▶ TO DO:
A – Answer these questions from the Substack summary, one answer per line:
(i) Which book did the April 2023 review cover?
(ii) What did all the dynasties have in common?
(iii) What was Marx, according to the May 2023 analysis?
B – Echo the passage of the Substack summary between "What all these" and "a pre-Darwinian metaphysician.", inclusive.
START DOCUMENT
More of my Substack posts
In April 2023, I wrote a review of Christopher Beckwith’s The Scythian Empire. Beckwith argues that Cyrus the Great did not found an empire, but took over an existing one. That the c.650BC Scythian conquest of the Median city-states created an empire that then had a Median dynasty (which led the coalition that destroyed Assyria), an Elamite dynasty (Cyrus and his son Cambyses) and finally a Persian dynasty (the Achaemenid dynasty of Darius the Great and this successors).
What all these dynasties had in common was descent from the Scythian royal clan. The Scythians seem to have created the first polity built on vassalage (rather than having tributary states as an imperial periphery) and the first warrior fiefs.
In May 2023, I wrote a two-part analysis of Marx as neither an economist nor a social scientist. That he was a pre-Darwinian metaphysician.
The second part examined how he was student of Hegel and this is crucial, to his influence, thought and why he is neither an economist nor a social scientist.
END DOCUMENT
START INFORMATION SUPPLIED
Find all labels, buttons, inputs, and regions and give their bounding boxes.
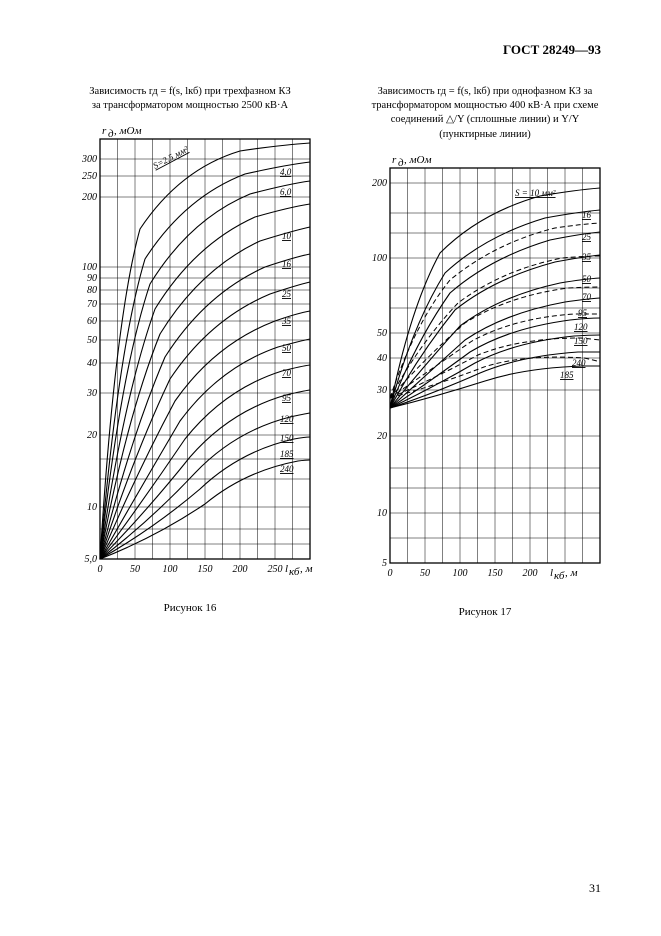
END INFORMATION SUPPLIED
▶ ANSWERS FOR THE TASKS:
A –
(i) Christopher Beckwith's The Scythian Empire
(ii) Descent from the Scythian royal clan
(iii) A pre-Darwinian metaphysician

B –
What all these dynasties had in common was descent from the Scythian royal clan. The Scythians seem to have created the first polity built on vassalage (rather than having tributary states as an imperial periphery) and the first warrior fiefs.
In May 2023, I wrote a two-part analysis of Marx as neither an economist nor a social scientist. That he was a pre-Darwinian metaphysician.